*Task to carry out*
Produce an exact transcription of the listing below, omitting the pictures.

*Data for processing*
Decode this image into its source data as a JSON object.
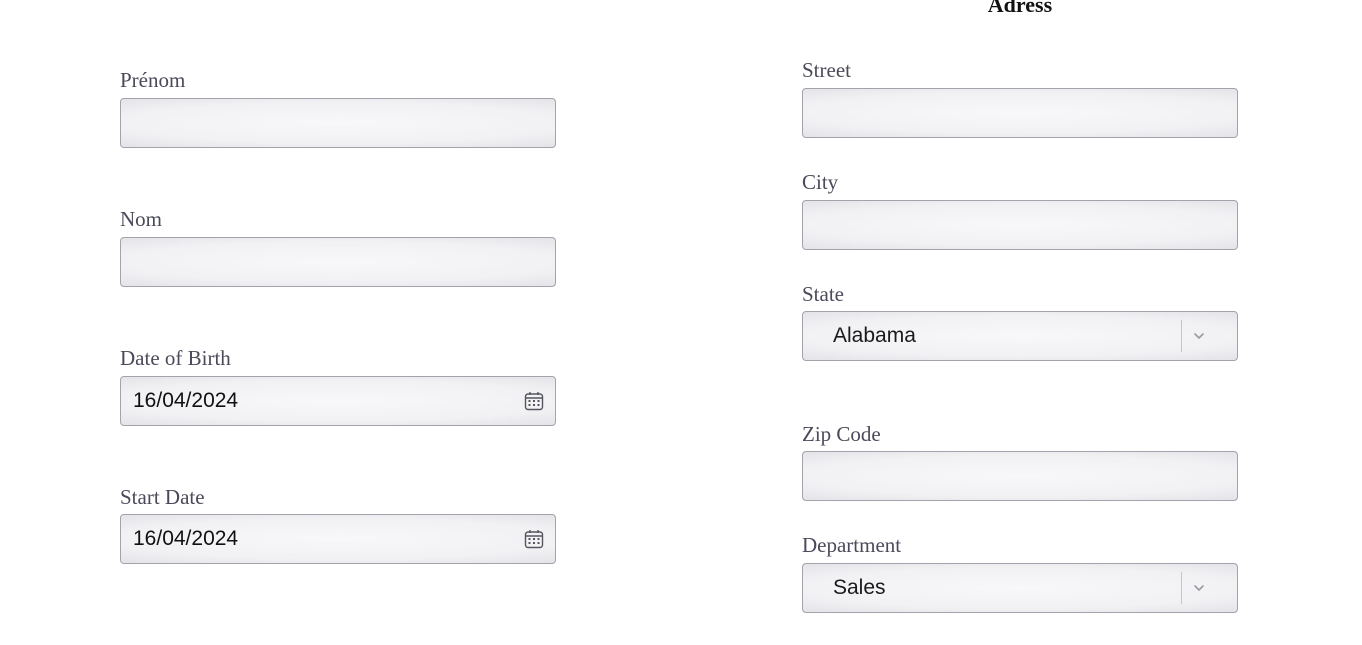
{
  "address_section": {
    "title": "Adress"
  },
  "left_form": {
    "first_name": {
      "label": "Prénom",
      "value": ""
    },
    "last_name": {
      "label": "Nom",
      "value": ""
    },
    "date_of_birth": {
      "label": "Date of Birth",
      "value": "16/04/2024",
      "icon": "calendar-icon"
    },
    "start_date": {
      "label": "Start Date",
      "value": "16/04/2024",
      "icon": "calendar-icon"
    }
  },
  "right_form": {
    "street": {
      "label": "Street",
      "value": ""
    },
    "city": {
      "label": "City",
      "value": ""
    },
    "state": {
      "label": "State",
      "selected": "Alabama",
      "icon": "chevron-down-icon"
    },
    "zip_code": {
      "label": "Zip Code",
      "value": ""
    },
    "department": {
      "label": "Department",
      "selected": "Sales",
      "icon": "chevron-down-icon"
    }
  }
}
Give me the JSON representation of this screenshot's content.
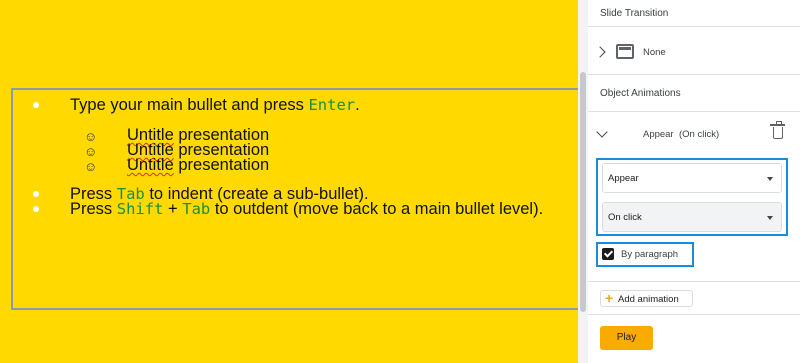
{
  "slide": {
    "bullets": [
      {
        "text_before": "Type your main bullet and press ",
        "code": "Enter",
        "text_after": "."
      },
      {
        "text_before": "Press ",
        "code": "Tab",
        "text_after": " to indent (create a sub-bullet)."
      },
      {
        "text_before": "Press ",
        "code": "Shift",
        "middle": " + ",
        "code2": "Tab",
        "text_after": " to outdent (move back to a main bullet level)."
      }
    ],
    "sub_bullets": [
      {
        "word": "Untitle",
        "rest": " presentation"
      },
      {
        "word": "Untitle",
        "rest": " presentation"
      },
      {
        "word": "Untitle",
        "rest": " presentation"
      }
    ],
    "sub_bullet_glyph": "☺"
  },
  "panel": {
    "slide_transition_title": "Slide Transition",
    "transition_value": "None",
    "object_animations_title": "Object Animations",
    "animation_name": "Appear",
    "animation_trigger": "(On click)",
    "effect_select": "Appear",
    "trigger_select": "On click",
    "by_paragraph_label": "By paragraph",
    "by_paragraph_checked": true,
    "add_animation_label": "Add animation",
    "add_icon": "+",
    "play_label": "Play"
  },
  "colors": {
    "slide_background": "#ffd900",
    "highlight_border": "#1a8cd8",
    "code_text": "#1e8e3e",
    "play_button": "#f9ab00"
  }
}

*Task answer*
Decode this image into its source data as a JSON object.
{
  "address_section": {
    "title": "Adress"
  },
  "left_form": {
    "first_name": {
      "label": "Prénom",
      "value": ""
    },
    "last_name": {
      "label": "Nom",
      "value": ""
    },
    "date_of_birth": {
      "label": "Date of Birth",
      "value": "16/04/2024",
      "icon": "calendar-icon"
    },
    "start_date": {
      "label": "Start Date",
      "value": "16/04/2024",
      "icon": "calendar-icon"
    }
  },
  "right_form": {
    "street": {
      "label": "Street",
      "value": ""
    },
    "city": {
      "label": "City",
      "value": ""
    },
    "state": {
      "label": "State",
      "selected": "Alabama",
      "icon": "chevron-down-icon"
    },
    "zip_code": {
      "label": "Zip Code",
      "value": ""
    },
    "department": {
      "label": "Department",
      "selected": "Sales",
      "icon": "chevron-down-icon"
    }
  }
}
Give me the JSON representation of this screenshot's content.
{
  "slide": {
    "bullets": [
      {
        "text_before": "Type your main bullet and press ",
        "code": "Enter",
        "text_after": "."
      },
      {
        "text_before": "Press ",
        "code": "Tab",
        "text_after": " to indent (create a sub-bullet)."
      },
      {
        "text_before": "Press ",
        "code": "Shift",
        "middle": " + ",
        "code2": "Tab",
        "text_after": " to outdent (move back to a main bullet level)."
      }
    ],
    "sub_bullets": [
      {
        "word": "Untitle",
        "rest": " presentation"
      },
      {
        "word": "Untitle",
        "rest": " presentation"
      },
      {
        "word": "Untitle",
        "rest": " presentation"
      }
    ],
    "sub_bullet_glyph": "☺"
  },
  "panel": {
    "slide_transition_title": "Slide Transition",
    "transition_value": "None",
    "object_animations_title": "Object Animations",
    "animation_name": "Appear",
    "animation_trigger": "(On click)",
    "effect_select": "Appear",
    "trigger_select": "On click",
    "by_paragraph_label": "By paragraph",
    "by_paragraph_checked": true,
    "add_animation_label": "Add animation",
    "add_icon": "+",
    "play_label": "Play"
  },
  "colors": {
    "slide_background": "#ffd900",
    "highlight_border": "#1a8cd8",
    "code_text": "#1e8e3e",
    "play_button": "#f9ab00"
  }
}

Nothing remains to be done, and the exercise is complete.